### Records for processing
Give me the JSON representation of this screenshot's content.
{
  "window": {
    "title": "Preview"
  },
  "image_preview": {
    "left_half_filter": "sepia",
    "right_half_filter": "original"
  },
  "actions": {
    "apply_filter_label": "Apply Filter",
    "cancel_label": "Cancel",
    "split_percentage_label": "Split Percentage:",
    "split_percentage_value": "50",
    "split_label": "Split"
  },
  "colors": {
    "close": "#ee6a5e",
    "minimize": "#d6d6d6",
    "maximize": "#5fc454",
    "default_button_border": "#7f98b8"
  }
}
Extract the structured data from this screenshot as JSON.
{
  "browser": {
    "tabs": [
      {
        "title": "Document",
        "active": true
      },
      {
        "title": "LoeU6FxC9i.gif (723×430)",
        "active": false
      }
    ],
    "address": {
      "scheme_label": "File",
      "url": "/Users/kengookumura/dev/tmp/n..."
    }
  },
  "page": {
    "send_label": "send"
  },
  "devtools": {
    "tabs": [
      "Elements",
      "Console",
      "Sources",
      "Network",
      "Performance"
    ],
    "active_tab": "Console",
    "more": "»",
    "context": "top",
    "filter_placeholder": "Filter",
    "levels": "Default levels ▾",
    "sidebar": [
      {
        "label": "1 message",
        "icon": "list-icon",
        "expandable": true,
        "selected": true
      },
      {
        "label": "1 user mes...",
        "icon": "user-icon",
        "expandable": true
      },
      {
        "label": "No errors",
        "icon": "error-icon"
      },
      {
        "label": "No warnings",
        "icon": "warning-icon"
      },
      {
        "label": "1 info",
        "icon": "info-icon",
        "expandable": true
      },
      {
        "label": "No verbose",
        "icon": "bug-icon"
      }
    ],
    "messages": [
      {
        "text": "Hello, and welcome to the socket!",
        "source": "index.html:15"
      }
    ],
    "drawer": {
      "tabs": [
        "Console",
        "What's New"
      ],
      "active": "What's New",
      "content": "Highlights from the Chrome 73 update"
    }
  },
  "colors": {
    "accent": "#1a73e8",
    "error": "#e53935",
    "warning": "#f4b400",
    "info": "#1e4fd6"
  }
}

### Stated task
Print the records above exactly as they appear.

### Answer to this task
Give me the JSON representation of this screenshot's content.
{
  "window": {
    "title": "Preview"
  },
  "image_preview": {
    "left_half_filter": "sepia",
    "right_half_filter": "original"
  },
  "actions": {
    "apply_filter_label": "Apply Filter",
    "cancel_label": "Cancel",
    "split_percentage_label": "Split Percentage:",
    "split_percentage_value": "50",
    "split_label": "Split"
  },
  "colors": {
    "close": "#ee6a5e",
    "minimize": "#d6d6d6",
    "maximize": "#5fc454",
    "default_button_border": "#7f98b8"
  }
}
Extract the structured data from this screenshot as JSON.
{
  "browser": {
    "tabs": [
      {
        "title": "Document",
        "active": true
      },
      {
        "title": "LoeU6FxC9i.gif (723×430)",
        "active": false
      }
    ],
    "address": {
      "scheme_label": "File",
      "url": "/Users/kengookumura/dev/tmp/n..."
    }
  },
  "page": {
    "send_label": "send"
  },
  "devtools": {
    "tabs": [
      "Elements",
      "Console",
      "Sources",
      "Network",
      "Performance"
    ],
    "active_tab": "Console",
    "more": "»",
    "context": "top",
    "filter_placeholder": "Filter",
    "levels": "Default levels ▾",
    "sidebar": [
      {
        "label": "1 message",
        "icon": "list-icon",
        "expandable": true,
        "selected": true
      },
      {
        "label": "1 user mes...",
        "icon": "user-icon",
        "expandable": true
      },
      {
        "label": "No errors",
        "icon": "error-icon"
      },
      {
        "label": "No warnings",
        "icon": "warning-icon"
      },
      {
        "label": "1 info",
        "icon": "info-icon",
        "expandable": true
      },
      {
        "label": "No verbose",
        "icon": "bug-icon"
      }
    ],
    "messages": [
      {
        "text": "Hello, and welcome to the socket!",
        "source": "index.html:15"
      }
    ],
    "drawer": {
      "tabs": [
        "Console",
        "What's New"
      ],
      "active": "What's New",
      "content": "Highlights from the Chrome 73 update"
    }
  },
  "colors": {
    "accent": "#1a73e8",
    "error": "#e53935",
    "warning": "#f4b400",
    "info": "#1e4fd6"
  }
}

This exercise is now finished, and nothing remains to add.